EXERCISE AIM:
Extract each line bearing the word "this".

(Records from a collection)
- - - - - - -

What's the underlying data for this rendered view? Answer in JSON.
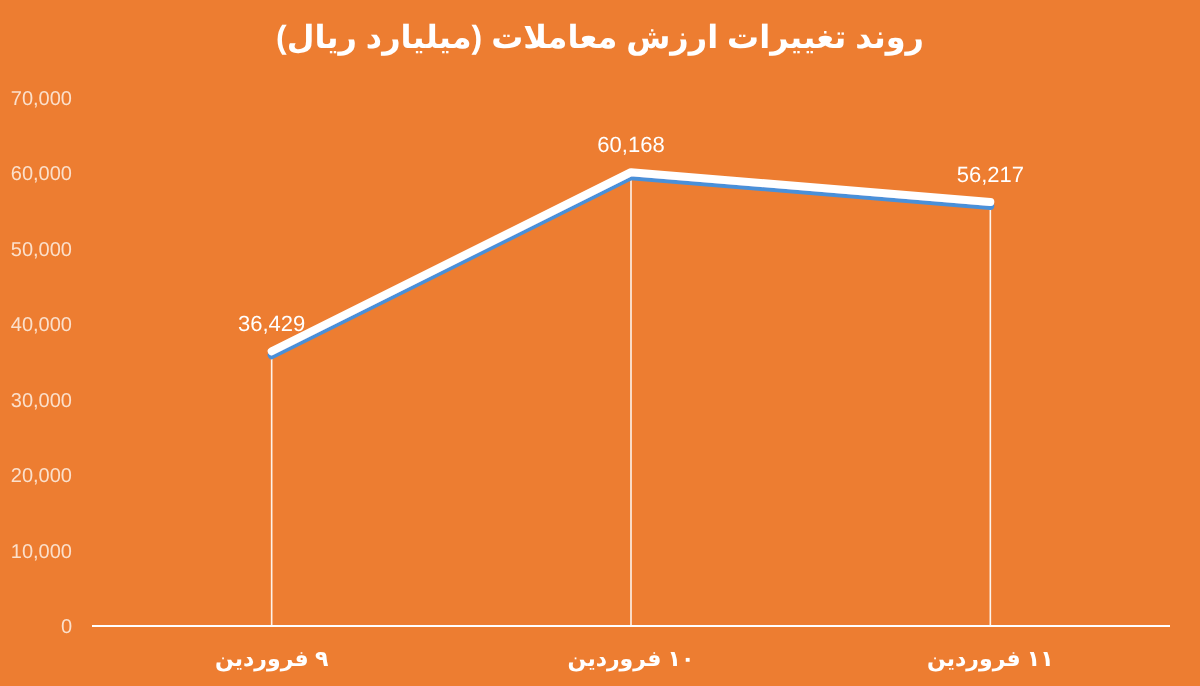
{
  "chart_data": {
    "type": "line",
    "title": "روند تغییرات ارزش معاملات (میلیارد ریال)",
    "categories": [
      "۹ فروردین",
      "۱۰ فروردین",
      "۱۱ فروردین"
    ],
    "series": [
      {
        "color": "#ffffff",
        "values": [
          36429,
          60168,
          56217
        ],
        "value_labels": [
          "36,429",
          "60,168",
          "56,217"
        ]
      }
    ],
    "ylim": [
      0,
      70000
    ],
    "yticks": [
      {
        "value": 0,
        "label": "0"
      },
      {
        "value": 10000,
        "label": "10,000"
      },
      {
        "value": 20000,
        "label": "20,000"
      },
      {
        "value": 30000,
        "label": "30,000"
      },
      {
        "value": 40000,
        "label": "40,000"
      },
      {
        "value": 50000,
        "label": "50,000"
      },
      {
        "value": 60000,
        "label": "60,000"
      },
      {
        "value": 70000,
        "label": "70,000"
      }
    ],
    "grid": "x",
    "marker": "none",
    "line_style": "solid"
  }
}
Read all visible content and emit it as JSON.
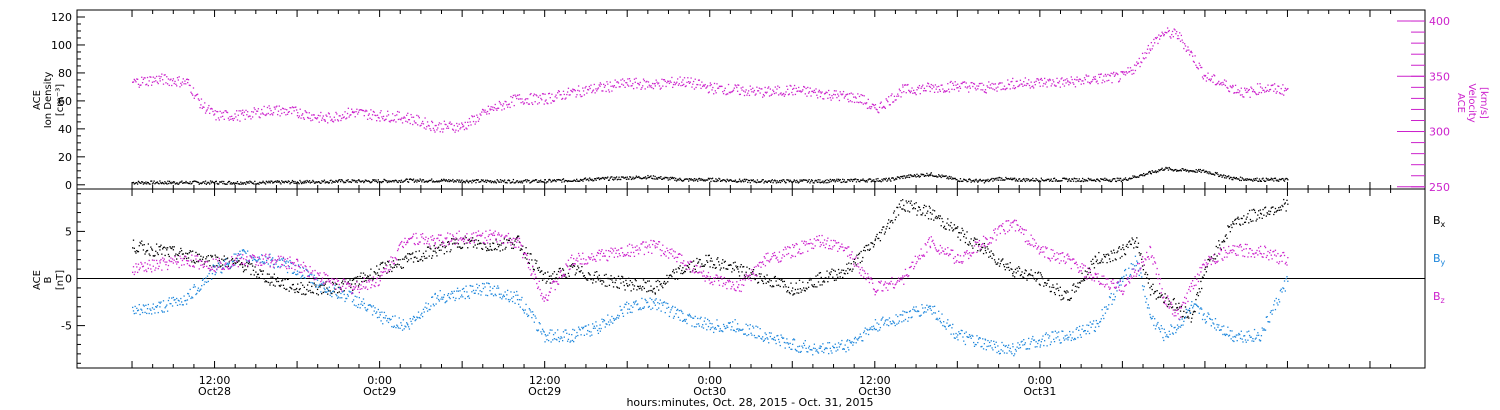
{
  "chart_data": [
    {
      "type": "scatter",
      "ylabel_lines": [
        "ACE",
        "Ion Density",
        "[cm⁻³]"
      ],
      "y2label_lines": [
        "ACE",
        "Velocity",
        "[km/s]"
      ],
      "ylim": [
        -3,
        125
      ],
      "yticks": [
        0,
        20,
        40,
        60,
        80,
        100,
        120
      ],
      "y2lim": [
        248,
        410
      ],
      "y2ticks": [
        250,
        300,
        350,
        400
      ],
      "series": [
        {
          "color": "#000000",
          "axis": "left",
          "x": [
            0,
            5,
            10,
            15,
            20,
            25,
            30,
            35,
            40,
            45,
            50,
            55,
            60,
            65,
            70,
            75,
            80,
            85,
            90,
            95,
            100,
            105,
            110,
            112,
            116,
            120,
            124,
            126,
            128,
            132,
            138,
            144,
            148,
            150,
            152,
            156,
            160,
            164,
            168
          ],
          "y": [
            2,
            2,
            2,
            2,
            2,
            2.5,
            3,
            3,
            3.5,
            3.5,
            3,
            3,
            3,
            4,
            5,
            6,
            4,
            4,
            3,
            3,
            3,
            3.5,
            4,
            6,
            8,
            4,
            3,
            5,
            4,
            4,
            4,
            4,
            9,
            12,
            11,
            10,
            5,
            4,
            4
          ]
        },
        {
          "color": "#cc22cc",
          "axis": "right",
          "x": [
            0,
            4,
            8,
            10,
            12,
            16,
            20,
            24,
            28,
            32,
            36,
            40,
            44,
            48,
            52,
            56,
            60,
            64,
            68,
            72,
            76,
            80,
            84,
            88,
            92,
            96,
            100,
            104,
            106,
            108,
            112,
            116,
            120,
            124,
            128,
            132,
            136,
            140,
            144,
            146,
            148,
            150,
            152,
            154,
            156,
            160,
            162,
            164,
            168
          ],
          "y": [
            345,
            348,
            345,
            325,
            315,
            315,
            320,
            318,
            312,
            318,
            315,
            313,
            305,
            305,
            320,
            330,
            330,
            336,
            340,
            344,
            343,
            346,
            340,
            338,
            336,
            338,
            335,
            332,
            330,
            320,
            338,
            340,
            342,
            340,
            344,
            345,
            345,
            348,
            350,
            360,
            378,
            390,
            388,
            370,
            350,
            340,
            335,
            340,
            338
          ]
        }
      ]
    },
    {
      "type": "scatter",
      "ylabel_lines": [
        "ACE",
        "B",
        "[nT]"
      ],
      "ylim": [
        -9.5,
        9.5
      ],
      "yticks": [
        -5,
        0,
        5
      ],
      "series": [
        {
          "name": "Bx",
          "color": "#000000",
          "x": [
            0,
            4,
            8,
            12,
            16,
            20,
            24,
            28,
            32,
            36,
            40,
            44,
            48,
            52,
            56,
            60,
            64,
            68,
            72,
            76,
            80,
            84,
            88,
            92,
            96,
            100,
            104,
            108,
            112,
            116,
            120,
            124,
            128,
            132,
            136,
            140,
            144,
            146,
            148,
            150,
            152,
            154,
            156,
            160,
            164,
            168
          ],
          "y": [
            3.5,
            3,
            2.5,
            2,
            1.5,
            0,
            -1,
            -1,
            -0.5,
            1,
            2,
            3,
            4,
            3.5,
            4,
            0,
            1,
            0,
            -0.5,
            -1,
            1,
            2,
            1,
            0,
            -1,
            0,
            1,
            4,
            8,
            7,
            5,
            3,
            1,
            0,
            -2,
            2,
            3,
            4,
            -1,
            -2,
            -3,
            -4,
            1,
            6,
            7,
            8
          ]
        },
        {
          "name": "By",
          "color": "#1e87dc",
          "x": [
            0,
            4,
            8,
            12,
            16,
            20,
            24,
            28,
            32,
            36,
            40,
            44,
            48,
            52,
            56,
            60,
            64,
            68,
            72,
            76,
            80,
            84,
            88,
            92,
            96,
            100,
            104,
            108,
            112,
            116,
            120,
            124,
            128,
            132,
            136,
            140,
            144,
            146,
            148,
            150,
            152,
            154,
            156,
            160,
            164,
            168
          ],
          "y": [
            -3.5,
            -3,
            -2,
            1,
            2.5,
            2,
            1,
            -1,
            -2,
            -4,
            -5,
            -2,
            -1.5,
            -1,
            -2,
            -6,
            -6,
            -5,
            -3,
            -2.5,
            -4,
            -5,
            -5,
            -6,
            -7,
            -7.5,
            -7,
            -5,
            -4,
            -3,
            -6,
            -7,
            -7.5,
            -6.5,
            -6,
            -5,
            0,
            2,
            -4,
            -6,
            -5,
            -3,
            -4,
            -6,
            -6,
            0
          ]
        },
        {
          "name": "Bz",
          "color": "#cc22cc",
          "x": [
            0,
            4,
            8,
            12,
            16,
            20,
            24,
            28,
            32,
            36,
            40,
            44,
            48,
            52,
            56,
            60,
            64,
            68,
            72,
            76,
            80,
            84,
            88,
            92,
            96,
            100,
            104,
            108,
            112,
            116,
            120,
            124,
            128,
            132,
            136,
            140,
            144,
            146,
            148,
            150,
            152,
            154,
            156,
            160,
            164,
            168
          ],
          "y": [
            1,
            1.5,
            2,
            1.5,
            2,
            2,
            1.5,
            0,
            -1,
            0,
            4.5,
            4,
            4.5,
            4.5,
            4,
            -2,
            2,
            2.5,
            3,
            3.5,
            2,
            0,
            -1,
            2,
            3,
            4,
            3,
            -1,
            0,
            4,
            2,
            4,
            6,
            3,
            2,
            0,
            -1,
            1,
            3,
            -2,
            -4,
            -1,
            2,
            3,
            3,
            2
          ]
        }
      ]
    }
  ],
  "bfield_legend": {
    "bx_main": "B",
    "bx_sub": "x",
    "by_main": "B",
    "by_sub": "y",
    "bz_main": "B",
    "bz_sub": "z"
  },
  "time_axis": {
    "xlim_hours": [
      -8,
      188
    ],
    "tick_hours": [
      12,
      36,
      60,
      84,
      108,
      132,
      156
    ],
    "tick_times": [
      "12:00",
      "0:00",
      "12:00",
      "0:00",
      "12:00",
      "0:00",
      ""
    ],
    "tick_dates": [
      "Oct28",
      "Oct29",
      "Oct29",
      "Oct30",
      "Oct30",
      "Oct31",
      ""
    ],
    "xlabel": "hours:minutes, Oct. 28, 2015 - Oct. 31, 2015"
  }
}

- - - - - - -

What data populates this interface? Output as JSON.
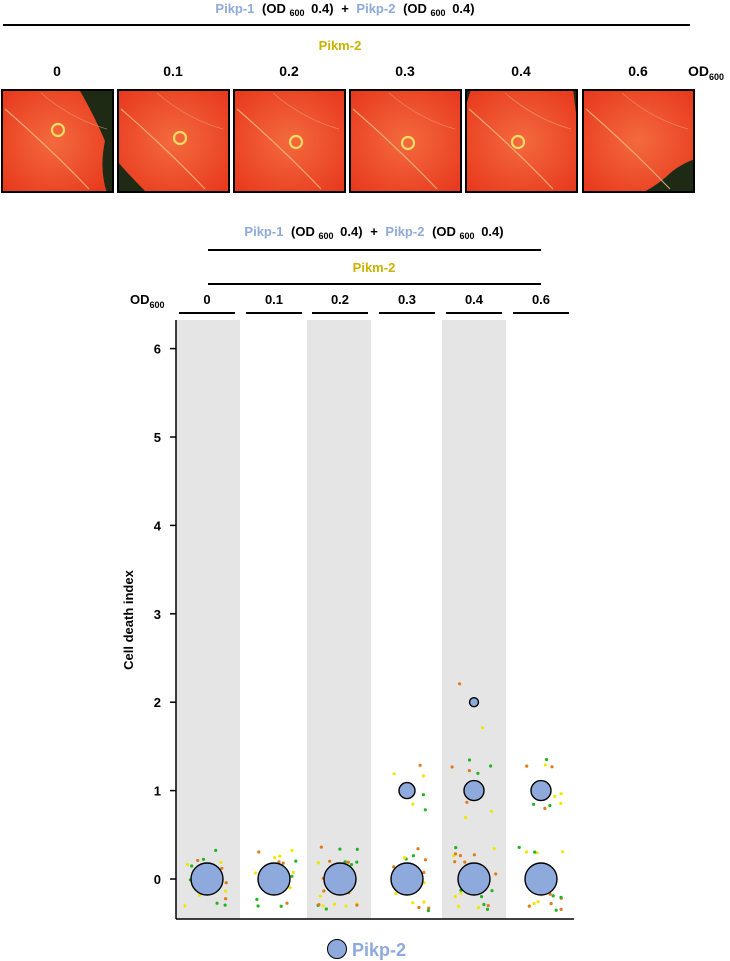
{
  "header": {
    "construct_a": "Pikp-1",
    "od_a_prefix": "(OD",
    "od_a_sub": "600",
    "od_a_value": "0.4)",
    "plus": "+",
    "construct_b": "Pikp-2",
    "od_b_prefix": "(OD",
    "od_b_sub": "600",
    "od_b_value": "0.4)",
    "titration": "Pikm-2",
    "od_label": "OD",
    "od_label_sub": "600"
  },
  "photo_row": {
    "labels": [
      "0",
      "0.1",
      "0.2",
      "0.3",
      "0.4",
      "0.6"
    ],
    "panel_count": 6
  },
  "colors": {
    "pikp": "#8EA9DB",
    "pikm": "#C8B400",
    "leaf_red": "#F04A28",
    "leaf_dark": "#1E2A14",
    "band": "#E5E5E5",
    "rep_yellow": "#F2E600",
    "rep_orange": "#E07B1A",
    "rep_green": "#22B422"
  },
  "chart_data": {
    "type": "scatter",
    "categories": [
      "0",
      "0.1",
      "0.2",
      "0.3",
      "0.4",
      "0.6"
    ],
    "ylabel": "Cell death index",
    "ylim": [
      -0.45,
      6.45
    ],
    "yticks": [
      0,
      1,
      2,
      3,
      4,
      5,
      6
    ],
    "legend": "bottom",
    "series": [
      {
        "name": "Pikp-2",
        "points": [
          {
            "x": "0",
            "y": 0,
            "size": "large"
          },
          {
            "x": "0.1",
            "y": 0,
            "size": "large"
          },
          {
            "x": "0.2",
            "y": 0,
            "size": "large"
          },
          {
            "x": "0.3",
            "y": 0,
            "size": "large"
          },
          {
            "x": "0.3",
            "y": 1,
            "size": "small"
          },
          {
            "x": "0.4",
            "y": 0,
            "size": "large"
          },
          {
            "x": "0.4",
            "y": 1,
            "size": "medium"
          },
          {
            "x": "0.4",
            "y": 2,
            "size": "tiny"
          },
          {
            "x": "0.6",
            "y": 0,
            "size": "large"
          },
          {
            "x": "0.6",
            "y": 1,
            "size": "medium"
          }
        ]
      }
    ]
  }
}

- - - - - - -

ANSWER FOR THE TASK:
What's the underlying data for this rendered view? Answer in JSON.
What data populates this interface? Output as JSON.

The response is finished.